(Rows from a dataset)
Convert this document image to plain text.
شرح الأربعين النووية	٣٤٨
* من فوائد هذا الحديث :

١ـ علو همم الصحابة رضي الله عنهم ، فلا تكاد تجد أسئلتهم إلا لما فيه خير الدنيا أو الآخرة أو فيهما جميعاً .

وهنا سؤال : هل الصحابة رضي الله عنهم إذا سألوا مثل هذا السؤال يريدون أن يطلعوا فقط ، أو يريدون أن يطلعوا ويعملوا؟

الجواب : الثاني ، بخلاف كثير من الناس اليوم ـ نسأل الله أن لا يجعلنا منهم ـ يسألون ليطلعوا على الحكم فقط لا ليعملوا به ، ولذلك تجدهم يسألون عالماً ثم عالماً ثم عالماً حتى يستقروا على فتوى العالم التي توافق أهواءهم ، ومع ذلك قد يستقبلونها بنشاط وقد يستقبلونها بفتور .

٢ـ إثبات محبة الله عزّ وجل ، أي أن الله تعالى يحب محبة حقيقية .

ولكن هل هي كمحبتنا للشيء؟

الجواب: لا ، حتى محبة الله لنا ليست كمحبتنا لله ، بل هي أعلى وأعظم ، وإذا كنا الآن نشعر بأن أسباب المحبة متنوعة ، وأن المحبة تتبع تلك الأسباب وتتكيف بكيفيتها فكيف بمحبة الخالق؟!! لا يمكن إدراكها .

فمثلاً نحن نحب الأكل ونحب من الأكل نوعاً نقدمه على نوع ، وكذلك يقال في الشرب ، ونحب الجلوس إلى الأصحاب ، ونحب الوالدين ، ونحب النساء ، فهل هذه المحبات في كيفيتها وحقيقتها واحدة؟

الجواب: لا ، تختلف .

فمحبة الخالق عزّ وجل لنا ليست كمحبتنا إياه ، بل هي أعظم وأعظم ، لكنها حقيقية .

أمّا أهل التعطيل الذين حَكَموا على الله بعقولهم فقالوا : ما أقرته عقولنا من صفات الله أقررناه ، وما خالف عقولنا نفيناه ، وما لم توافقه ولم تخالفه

REQUIREMENT: Copy out each record from above, exactly.

ANSWER TO THIS PROBLEM:
Convert this document image to plain text.
شرح الأربعين النووية	٣٤٨
* من فوائد هذا الحديث :

١ـ علو همم الصحابة رضي الله عنهم ، فلا تكاد تجد أسئلتهم إلا لما فيه خير الدنيا أو الآخرة أو فيهما جميعاً .

وهنا سؤال : هل الصحابة رضي الله عنهم إذا سألوا مثل هذا السؤال يريدون أن يطلعوا فقط ، أو يريدون أن يطلعوا ويعملوا؟

الجواب : الثاني ، بخلاف كثير من الناس اليوم ـ نسأل الله أن لا يجعلنا منهم ـ يسألون ليطلعوا على الحكم فقط لا ليعملوا به ، ولذلك تجدهم يسألون عالماً ثم عالماً ثم عالماً حتى يستقروا على فتوى العالم التي توافق أهواءهم ، ومع ذلك قد يستقبلونها بنشاط وقد يستقبلونها بفتور .

٢ـ إثبات محبة الله عزّ وجل ، أي أن الله تعالى يحب محبة حقيقية .

ولكن هل هي كمحبتنا للشيء؟

الجواب: لا ، حتى محبة الله لنا ليست كمحبتنا لله ، بل هي أعلى وأعظم ، وإذا كنا الآن نشعر بأن أسباب المحبة متنوعة ، وأن المحبة تتبع تلك الأسباب وتتكيف بكيفيتها فكيف بمحبة الخالق؟!! لا يمكن إدراكها .

فمثلاً نحن نحب الأكل ونحب من الأكل نوعاً نقدمه على نوع ، وكذلك يقال في الشرب ، ونحب الجلوس إلى الأصحاب ، ونحب الوالدين ، ونحب النساء ، فهل هذه المحبات في كيفيتها وحقيقتها واحدة؟

الجواب: لا ، تختلف .

فمحبة الخالق عزّ وجل لنا ليست كمحبتنا إياه ، بل هي أعظم وأعظم ، لكنها حقيقية .

أمّا أهل التعطيل الذين حَكَموا على الله بعقولهم فقالوا : ما أقرته عقولنا من صفات الله أقررناه ، وما خالف عقولنا نفيناه ، وما لم توافقه ولم تخالفه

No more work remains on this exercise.